### What is being asked
Write out the full listing exactly as given, minus the images.

━━ Provided data

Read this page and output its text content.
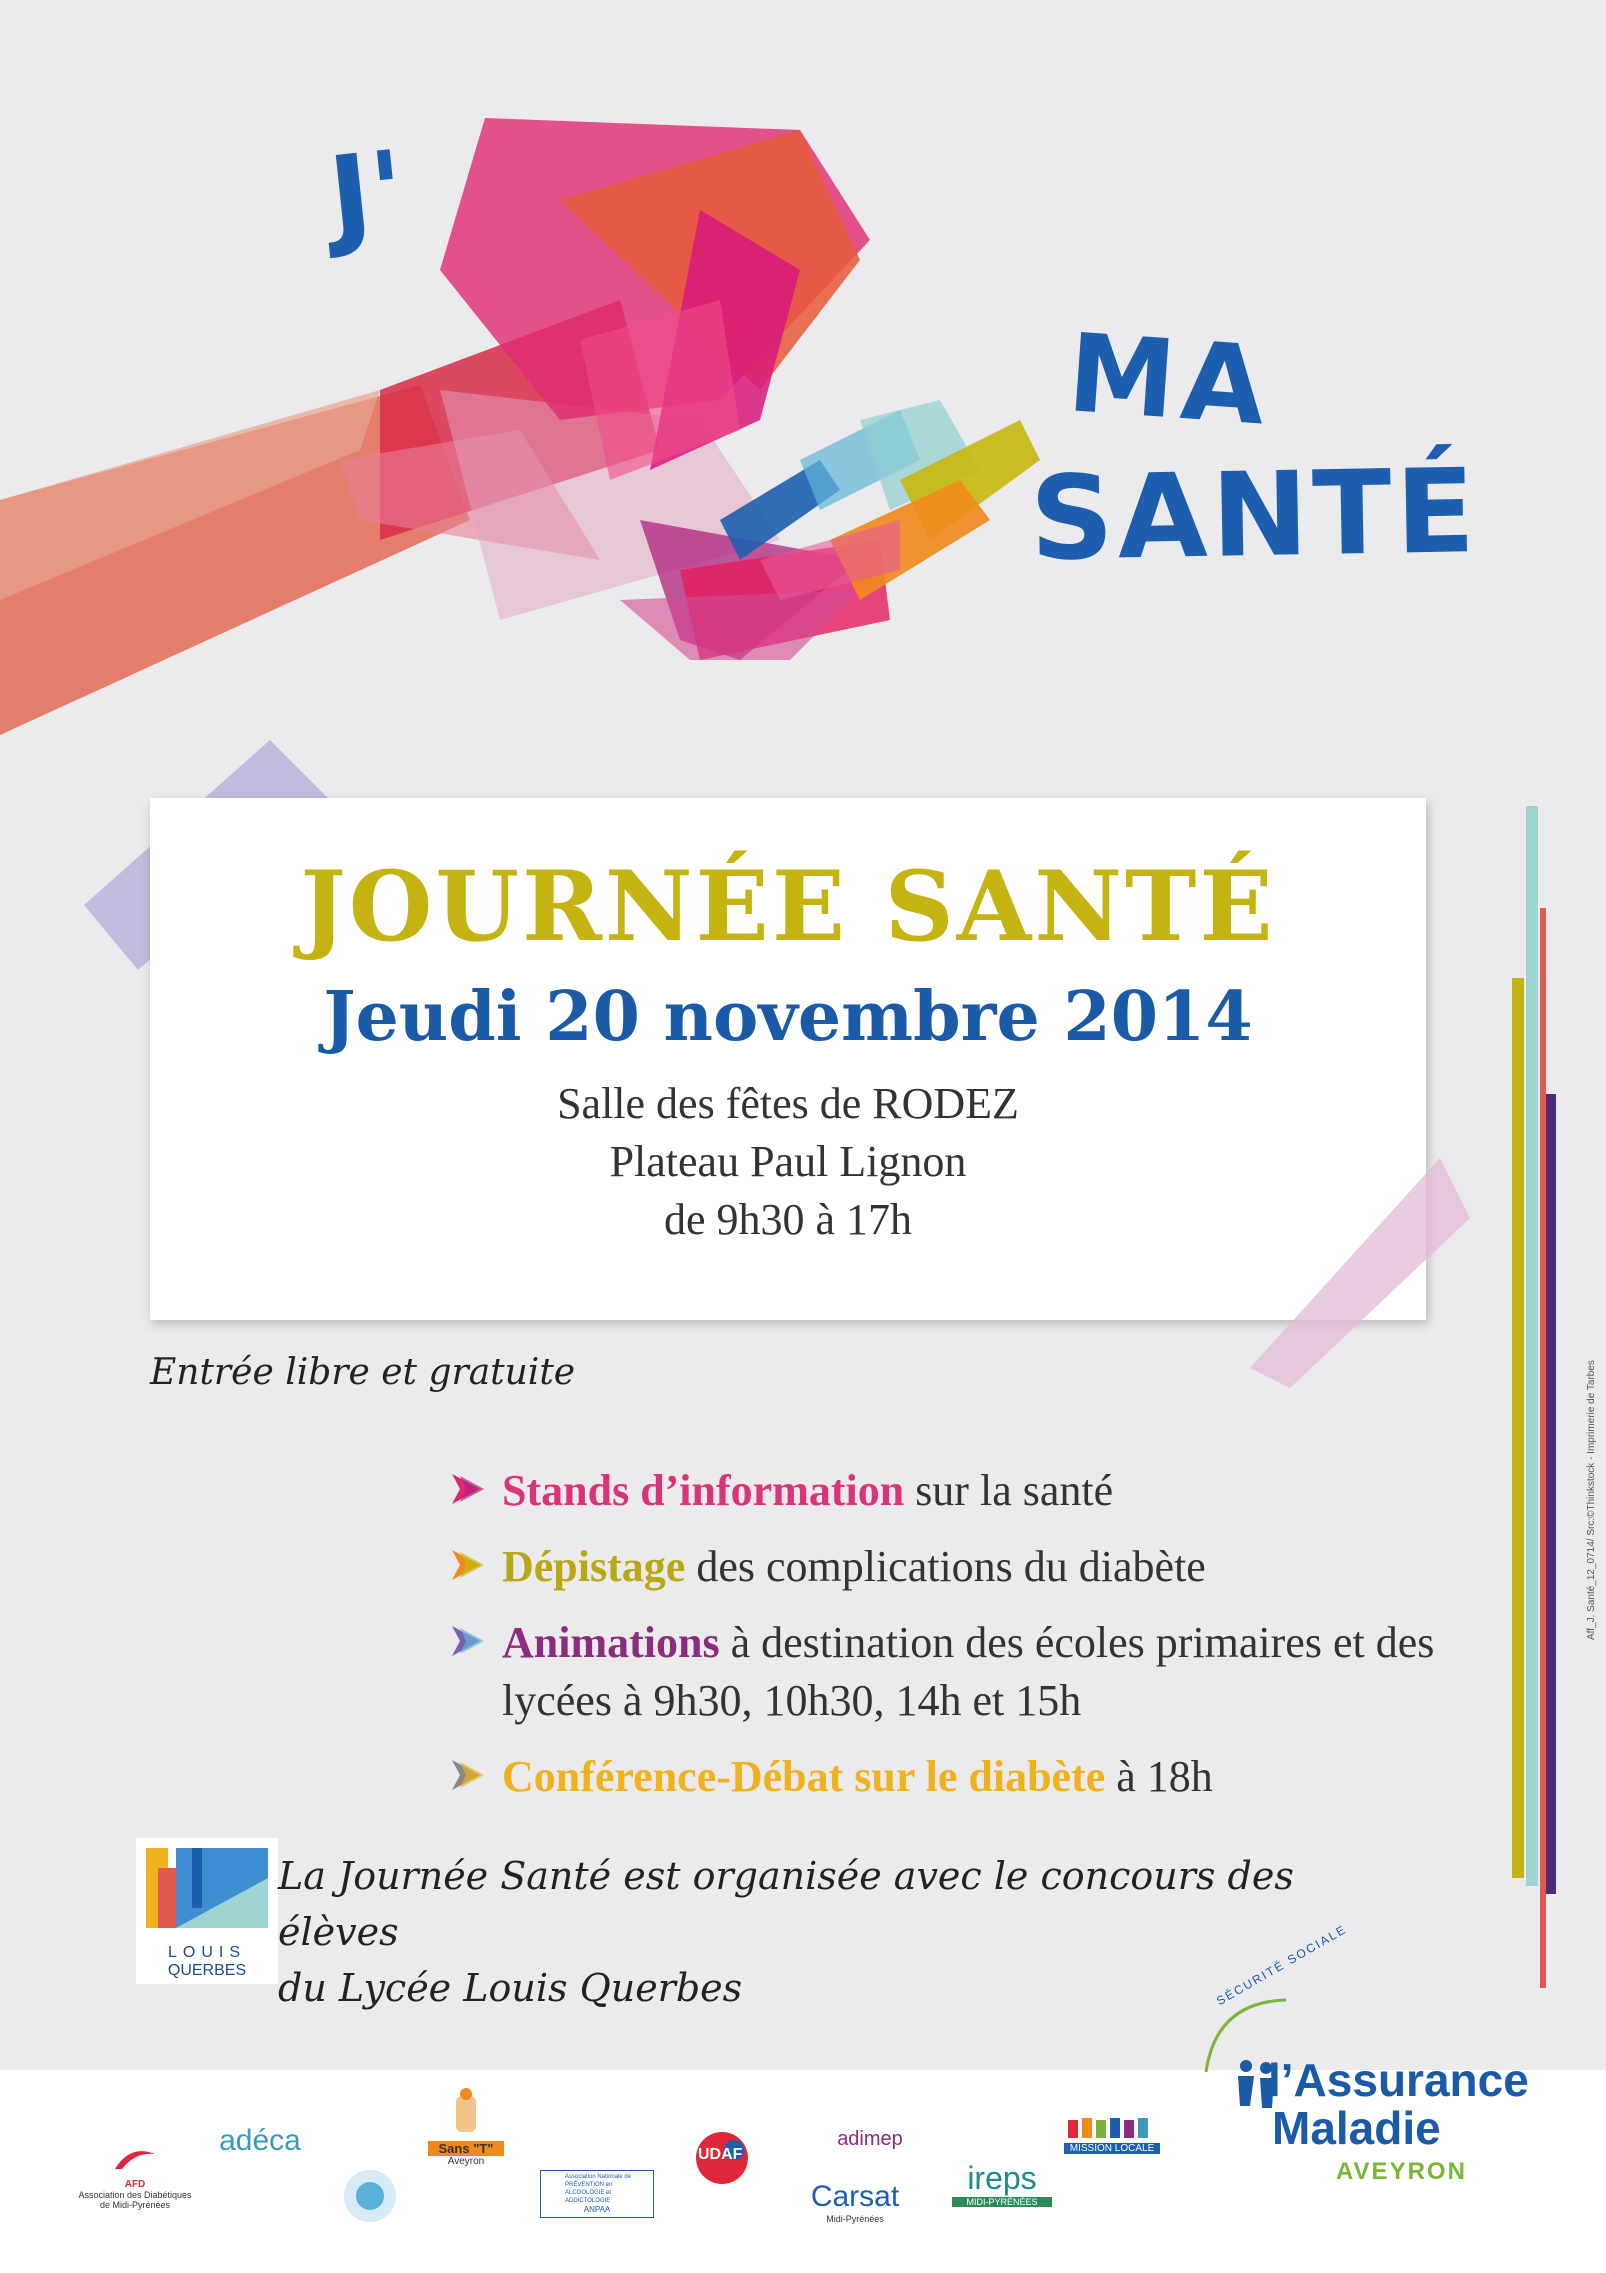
J'
MA
SANTÉ
JOURNÉE SANTÉ
Jeudi 20 novembre 2014
Salle des fêtes de RODEZ
Plateau Paul Lignon
de 9h30 à 17h
Entrée libre et gratuite
Stands d’information sur la santé
Dépistage des complications du diabète
Animations à destination des écoles primaires et des lycées à 9h30, 10h30, 14h et 15h
Conférence-Débat sur le diabète à 18h
LOUIS
QUERBES
La Journée Santé est organisée avec le concours des élèves
du Lycée Louis Querbes
Aff_J. Santé_12_0714/ Src:©Thinkstock - Imprimerie de Tarbes
AFD
Association des Diabétiques
de Midi-Pyrénées
adéca	Sans "T"
Aveyron
Association Nationale de PRÉVENTION en ALCOOLOGIE et ADDICTOLOGIE
ANPAA
UDAF
adimep
Carsat
Midi-Pyrénées
ireps
MIDI-PYRÉNÉES
MISSION LOCALE
SÉCURITÉ SOCIALE
l’Assurance
Maladie
AVEYRON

━━━━

### Full output
Read this page and output its text content.
J'
MA
SANTÉ
JOURNÉE SANTÉ
Jeudi 20 novembre 2014
Salle des fêtes de RODEZ
Plateau Paul Lignon
de 9h30 à 17h
Entrée libre et gratuite
Stands d’information sur la santé
Dépistage des complications du diabète
Animations à destination des écoles primaires et des lycées à 9h30, 10h30, 14h et 15h
Conférence-Débat sur le diabète à 18h
LOUIS
QUERBES
La Journée Santé est organisée avec le concours des élèves
du Lycée Louis Querbes
Aff_J. Santé_12_0714/ Src:©Thinkstock - Imprimerie de Tarbes
AFD
Association des Diabétiques
de Midi-Pyrénées
adéca	Sans "T"
Aveyron
Association Nationale de PRÉVENTION en ALCOOLOGIE et ADDICTOLOGIE
ANPAA
UDAF
adimep
Carsat
Midi-Pyrénées
ireps
MIDI-PYRÉNÉES
MISSION LOCALE
SÉCURITÉ SOCIALE
l’Assurance
Maladie
AVEYRON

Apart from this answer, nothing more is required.